WHAT YOU SHOULD DO: Determine how many lines in the entries below include "values". The reply should be that number and nothing else.

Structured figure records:
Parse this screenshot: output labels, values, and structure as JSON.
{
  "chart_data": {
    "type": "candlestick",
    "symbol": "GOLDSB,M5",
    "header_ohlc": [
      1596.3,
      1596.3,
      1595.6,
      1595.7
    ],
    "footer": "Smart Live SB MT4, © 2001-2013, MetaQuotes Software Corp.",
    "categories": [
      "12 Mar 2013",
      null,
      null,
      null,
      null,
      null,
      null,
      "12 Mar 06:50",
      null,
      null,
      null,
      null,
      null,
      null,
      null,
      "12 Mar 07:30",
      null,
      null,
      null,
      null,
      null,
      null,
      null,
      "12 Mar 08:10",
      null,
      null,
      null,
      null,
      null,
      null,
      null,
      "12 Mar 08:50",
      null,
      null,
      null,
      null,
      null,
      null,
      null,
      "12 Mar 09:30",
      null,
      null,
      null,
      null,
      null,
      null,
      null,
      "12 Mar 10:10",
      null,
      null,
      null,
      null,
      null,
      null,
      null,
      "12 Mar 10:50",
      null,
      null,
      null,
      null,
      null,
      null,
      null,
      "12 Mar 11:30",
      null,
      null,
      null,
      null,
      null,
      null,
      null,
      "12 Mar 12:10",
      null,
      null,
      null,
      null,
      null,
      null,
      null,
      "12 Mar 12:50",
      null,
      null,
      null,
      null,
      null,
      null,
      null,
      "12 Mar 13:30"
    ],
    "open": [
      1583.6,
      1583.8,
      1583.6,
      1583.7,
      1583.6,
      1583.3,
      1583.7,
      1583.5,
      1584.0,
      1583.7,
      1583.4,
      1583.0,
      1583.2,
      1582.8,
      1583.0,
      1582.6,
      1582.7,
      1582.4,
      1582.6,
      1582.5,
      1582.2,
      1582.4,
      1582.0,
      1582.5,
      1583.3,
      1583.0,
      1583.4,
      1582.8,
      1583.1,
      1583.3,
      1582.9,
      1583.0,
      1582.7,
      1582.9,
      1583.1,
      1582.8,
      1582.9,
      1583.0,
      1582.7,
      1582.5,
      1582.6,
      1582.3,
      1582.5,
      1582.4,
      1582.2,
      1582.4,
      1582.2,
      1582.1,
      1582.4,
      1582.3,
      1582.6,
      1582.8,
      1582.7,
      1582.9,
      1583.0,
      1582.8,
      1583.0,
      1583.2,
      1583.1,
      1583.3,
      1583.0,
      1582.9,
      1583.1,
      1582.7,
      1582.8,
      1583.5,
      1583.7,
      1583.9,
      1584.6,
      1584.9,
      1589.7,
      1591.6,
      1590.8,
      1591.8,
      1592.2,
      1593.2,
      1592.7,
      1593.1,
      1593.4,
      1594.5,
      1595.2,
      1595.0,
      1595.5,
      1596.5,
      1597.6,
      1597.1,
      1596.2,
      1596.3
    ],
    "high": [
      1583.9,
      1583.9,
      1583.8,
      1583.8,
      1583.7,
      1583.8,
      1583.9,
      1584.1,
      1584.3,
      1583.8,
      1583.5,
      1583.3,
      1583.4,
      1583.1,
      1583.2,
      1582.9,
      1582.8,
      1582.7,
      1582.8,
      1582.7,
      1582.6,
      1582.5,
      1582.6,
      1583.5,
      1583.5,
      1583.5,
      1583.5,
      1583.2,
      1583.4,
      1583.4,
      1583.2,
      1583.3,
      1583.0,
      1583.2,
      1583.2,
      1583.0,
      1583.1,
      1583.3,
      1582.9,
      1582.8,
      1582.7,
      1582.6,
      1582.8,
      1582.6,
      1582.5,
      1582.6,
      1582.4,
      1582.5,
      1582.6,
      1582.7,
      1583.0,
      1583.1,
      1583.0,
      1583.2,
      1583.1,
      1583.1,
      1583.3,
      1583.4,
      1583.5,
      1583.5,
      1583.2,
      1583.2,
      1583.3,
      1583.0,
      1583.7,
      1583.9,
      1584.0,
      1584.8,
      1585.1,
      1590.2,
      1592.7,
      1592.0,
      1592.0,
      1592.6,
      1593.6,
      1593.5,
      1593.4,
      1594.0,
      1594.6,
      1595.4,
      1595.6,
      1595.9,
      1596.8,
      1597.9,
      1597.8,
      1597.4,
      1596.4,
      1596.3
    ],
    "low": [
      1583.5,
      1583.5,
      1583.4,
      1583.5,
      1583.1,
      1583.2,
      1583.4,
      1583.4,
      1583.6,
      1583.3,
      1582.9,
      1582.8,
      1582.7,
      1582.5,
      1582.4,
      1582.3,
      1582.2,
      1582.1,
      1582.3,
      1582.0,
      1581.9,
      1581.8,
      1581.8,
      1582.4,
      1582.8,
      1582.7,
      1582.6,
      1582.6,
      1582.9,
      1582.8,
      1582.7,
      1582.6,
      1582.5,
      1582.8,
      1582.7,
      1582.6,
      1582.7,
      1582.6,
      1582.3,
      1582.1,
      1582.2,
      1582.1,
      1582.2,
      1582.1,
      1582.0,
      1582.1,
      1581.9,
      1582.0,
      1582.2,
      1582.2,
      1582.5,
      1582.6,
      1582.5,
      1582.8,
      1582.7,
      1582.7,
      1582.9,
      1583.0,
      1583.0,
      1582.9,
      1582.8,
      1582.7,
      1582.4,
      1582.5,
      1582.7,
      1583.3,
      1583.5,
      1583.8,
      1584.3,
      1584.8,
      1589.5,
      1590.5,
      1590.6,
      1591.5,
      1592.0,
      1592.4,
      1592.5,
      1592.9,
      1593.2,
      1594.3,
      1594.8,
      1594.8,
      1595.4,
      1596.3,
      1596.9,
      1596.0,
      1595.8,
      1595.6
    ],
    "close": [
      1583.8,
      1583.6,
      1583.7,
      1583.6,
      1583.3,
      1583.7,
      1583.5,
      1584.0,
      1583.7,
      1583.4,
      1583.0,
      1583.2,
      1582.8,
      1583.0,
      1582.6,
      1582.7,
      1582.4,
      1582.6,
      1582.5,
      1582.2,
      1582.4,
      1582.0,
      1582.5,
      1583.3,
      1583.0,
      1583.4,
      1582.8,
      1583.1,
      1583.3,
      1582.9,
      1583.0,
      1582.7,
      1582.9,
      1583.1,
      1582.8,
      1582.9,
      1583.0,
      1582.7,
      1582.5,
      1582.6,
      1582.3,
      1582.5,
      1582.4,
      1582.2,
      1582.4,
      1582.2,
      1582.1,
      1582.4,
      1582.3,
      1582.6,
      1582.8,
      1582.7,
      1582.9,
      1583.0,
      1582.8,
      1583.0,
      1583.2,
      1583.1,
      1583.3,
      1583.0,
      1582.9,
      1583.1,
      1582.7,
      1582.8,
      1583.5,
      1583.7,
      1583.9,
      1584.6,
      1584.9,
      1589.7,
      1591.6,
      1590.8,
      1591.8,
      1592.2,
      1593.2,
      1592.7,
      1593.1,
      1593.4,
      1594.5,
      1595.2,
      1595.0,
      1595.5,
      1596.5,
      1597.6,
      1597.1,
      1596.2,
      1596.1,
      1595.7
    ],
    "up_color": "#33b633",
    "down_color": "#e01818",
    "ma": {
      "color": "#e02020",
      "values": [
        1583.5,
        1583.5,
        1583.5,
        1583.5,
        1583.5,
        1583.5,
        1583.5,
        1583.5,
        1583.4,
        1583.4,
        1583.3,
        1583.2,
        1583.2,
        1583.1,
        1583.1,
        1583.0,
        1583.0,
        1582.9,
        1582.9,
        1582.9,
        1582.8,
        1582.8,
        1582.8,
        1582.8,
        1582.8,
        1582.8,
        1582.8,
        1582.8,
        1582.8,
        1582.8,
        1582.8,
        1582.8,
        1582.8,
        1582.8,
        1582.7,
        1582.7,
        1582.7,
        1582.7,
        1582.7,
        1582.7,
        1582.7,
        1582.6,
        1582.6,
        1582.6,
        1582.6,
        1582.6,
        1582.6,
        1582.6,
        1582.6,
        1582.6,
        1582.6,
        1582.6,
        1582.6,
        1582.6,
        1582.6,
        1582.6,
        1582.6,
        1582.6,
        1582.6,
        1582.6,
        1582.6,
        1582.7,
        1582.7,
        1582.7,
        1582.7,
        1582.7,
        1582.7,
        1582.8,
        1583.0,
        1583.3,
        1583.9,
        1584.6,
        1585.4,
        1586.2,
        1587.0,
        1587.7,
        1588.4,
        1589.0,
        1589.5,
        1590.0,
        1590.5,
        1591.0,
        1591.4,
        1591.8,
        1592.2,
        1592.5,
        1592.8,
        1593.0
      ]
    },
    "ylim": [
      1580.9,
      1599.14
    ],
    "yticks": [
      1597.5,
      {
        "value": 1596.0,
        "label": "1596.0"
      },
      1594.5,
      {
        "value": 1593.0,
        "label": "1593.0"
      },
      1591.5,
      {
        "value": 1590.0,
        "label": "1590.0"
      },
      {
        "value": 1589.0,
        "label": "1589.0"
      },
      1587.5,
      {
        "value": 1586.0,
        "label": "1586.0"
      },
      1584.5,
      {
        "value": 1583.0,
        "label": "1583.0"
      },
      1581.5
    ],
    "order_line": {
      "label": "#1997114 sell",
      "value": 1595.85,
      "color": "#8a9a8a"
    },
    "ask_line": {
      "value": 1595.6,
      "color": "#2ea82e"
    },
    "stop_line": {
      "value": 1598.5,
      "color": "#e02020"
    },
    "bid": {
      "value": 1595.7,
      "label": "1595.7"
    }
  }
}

FINISHED ANSWER: 2